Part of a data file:
____________
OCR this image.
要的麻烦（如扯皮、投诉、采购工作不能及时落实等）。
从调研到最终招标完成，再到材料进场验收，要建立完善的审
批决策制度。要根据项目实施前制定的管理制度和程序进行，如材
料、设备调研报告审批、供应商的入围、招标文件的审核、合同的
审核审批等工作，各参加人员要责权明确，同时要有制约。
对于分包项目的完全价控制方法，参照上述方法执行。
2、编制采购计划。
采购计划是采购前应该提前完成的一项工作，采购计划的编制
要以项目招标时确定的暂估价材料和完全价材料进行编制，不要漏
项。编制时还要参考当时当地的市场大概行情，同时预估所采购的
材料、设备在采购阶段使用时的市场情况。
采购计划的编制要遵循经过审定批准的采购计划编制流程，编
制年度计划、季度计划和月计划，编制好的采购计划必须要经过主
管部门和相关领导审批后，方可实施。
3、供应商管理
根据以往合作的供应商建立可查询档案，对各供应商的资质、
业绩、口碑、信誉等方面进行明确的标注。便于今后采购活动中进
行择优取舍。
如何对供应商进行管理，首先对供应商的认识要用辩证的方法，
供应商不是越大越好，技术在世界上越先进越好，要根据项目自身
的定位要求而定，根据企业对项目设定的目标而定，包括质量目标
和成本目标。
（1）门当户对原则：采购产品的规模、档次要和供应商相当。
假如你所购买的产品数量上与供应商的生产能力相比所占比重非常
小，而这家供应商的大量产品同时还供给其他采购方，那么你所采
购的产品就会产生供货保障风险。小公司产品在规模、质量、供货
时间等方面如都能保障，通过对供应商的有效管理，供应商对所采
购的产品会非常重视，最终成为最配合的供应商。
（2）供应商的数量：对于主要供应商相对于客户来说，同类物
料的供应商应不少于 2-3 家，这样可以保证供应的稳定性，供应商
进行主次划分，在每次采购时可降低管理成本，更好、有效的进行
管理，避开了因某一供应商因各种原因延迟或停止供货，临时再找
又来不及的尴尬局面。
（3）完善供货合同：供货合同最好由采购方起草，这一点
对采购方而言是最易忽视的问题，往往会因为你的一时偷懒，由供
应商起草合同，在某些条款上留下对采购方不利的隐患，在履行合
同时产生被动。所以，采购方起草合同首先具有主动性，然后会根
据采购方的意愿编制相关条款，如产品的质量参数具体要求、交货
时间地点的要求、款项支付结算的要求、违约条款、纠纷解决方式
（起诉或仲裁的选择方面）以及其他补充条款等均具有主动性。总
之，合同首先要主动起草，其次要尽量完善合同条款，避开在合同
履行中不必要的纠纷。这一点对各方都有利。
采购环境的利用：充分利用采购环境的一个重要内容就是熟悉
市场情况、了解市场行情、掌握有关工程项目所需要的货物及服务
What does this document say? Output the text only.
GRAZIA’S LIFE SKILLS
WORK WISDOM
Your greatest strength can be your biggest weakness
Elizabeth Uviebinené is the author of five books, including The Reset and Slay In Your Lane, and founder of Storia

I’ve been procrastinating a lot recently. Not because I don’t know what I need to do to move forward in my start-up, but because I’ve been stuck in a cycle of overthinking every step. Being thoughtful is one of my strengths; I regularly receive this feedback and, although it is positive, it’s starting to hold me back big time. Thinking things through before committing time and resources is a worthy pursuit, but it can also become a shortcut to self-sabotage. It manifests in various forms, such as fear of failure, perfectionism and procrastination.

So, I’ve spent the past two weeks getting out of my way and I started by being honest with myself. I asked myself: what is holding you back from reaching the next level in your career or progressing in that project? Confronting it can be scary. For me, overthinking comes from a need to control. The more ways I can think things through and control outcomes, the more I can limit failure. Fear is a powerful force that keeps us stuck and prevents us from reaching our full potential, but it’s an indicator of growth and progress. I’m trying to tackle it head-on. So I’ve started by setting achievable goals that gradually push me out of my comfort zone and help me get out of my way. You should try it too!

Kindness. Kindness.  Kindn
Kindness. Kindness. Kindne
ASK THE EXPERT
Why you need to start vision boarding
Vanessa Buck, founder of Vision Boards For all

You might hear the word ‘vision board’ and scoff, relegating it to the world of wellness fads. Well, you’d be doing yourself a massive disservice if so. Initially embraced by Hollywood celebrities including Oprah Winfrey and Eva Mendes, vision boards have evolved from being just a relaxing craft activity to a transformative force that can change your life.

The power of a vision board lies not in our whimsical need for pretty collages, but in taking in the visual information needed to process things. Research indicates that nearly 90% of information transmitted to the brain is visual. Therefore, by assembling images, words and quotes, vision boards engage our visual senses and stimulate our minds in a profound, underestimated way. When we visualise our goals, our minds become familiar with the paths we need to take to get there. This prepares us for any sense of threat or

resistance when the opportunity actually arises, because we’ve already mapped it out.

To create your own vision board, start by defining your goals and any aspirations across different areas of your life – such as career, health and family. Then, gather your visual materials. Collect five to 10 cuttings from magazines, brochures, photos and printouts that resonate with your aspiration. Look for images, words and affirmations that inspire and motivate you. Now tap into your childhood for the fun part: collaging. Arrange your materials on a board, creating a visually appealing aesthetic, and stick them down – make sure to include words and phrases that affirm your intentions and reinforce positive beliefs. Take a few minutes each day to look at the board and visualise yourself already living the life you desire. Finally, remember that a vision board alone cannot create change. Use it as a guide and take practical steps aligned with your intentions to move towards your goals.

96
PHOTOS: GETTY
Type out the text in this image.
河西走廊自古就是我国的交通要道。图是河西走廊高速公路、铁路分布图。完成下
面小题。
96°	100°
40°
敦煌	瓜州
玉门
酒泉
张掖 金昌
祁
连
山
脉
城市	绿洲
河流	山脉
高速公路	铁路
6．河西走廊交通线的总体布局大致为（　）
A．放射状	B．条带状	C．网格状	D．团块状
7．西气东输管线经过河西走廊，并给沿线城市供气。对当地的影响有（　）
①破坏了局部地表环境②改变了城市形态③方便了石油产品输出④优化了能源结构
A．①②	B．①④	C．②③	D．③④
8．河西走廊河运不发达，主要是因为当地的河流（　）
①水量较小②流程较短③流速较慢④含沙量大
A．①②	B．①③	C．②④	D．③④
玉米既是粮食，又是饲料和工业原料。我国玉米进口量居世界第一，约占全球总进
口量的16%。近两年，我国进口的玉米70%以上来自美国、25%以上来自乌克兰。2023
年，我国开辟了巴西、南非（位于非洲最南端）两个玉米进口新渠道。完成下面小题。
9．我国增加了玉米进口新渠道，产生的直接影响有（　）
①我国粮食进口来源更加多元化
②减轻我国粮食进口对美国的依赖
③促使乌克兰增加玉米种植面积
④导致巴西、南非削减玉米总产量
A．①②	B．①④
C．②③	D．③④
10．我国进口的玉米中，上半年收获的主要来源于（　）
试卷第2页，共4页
____________
Short problem »
Transcribe exactly the line containing "Type out the text in this image." and all remaining lines of the material, ending with the last one.

Answer in full »
Type out the text in this image.
河西走廊自古就是我国的交通要道。图是河西走廊高速公路、铁路分布图。完成下
面小题。
96°	100°
40°
敦煌	瓜州
玉门
酒泉
张掖 金昌
祁
连
山
脉
城市	绿洲
河流	山脉
高速公路	铁路
6．河西走廊交通线的总体布局大致为（　）
A．放射状	B．条带状	C．网格状	D．团块状
7．西气东输管线经过河西走廊，并给沿线城市供气。对当地的影响有（　）
①破坏了局部地表环境②改变了城市形态③方便了石油产品输出④优化了能源结构
A．①②	B．①④	C．②③	D．③④
8．河西走廊河运不发达，主要是因为当地的河流（　）
①水量较小②流程较短③流速较慢④含沙量大
A．①②	B．①③	C．②④	D．③④
玉米既是粮食，又是饲料和工业原料。我国玉米进口量居世界第一，约占全球总进
口量的16%。近两年，我国进口的玉米70%以上来自美国、25%以上来自乌克兰。2023
年，我国开辟了巴西、南非（位于非洲最南端）两个玉米进口新渠道。完成下面小题。
9．我国增加了玉米进口新渠道，产生的直接影响有（　）
①我国粮食进口来源更加多元化
②减轻我国粮食进口对美国的依赖
③促使乌克兰增加玉米种植面积
④导致巴西、南非削减玉米总产量
A．①②	B．①④
C．②③	D．③④
10．我国进口的玉米中，上半年收获的主要来源于（　）
试卷第2页，共4页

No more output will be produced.